## Challenge
Find the string "Schieder" in the records. Copy every line it appears in.

(begin)

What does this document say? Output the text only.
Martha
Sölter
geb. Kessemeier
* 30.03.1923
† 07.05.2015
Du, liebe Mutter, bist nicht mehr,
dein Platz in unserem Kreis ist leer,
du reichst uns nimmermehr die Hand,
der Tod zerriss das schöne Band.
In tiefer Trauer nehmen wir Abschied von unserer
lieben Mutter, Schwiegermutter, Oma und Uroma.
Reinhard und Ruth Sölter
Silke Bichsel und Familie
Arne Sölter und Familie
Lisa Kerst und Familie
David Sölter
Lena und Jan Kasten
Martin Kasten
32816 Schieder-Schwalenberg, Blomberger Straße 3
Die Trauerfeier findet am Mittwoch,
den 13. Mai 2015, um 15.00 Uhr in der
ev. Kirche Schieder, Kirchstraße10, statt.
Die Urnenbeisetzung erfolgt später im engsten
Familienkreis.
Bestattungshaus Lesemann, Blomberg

(end)

## The output
32816 Schieder-Schwalenberg, Blomberger Straße 3
ev. Kirche Schieder, Kirchstraße10, statt.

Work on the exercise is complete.